#### Stored items
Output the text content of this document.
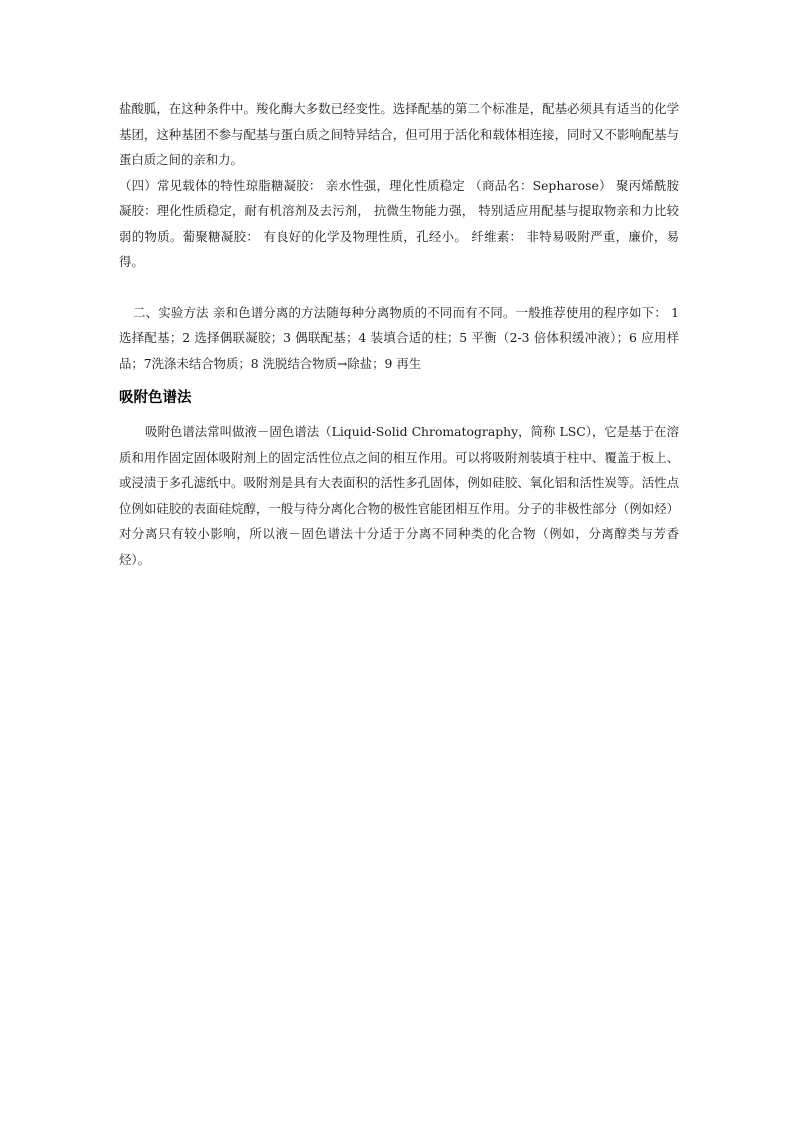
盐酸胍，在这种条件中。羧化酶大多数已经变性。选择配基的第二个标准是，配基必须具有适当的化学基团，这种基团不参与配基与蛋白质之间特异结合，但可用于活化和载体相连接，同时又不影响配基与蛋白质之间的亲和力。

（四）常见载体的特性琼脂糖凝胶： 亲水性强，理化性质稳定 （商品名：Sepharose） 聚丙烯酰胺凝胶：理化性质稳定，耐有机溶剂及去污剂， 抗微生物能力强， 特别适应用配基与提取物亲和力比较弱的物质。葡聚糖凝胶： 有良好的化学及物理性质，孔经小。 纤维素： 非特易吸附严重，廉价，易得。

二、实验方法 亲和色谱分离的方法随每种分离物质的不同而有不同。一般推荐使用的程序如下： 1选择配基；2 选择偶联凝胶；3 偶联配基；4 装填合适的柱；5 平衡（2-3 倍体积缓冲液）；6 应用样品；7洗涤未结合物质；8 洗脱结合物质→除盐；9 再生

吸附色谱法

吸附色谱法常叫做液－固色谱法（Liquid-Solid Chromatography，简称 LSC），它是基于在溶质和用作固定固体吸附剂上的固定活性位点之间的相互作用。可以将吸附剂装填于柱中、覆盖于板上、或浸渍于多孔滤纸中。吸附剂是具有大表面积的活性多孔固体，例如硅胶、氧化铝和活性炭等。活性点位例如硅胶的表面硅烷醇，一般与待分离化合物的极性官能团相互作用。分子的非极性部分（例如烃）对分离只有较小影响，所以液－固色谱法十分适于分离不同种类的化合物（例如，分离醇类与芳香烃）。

#### Directions for this task
Without the pictures, retype the whole of the material above exactly.

#### Exercise answer
Output the text content of this document.
盐酸胍，在这种条件中。羧化酶大多数已经变性。选择配基的第二个标准是，配基必须具有适当的化学基团，这种基团不参与配基与蛋白质之间特异结合，但可用于活化和载体相连接，同时又不影响配基与蛋白质之间的亲和力。

（四）常见载体的特性琼脂糖凝胶： 亲水性强，理化性质稳定 （商品名：Sepharose） 聚丙烯酰胺凝胶：理化性质稳定，耐有机溶剂及去污剂， 抗微生物能力强， 特别适应用配基与提取物亲和力比较弱的物质。葡聚糖凝胶： 有良好的化学及物理性质，孔经小。 纤维素： 非特易吸附严重，廉价，易得。

二、实验方法 亲和色谱分离的方法随每种分离物质的不同而有不同。一般推荐使用的程序如下： 1选择配基；2 选择偶联凝胶；3 偶联配基；4 装填合适的柱；5 平衡（2-3 倍体积缓冲液）；6 应用样品；7洗涤未结合物质；8 洗脱结合物质→除盐；9 再生

吸附色谱法

吸附色谱法常叫做液－固色谱法（Liquid-Solid Chromatography，简称 LSC），它是基于在溶质和用作固定固体吸附剂上的固定活性位点之间的相互作用。可以将吸附剂装填于柱中、覆盖于板上、或浸渍于多孔滤纸中。吸附剂是具有大表面积的活性多孔固体，例如硅胶、氧化铝和活性炭等。活性点位例如硅胶的表面硅烷醇，一般与待分离化合物的极性官能团相互作用。分子的非极性部分（例如烃）对分离只有较小影响，所以液－固色谱法十分适于分离不同种类的化合物（例如，分离醇类与芳香烃）。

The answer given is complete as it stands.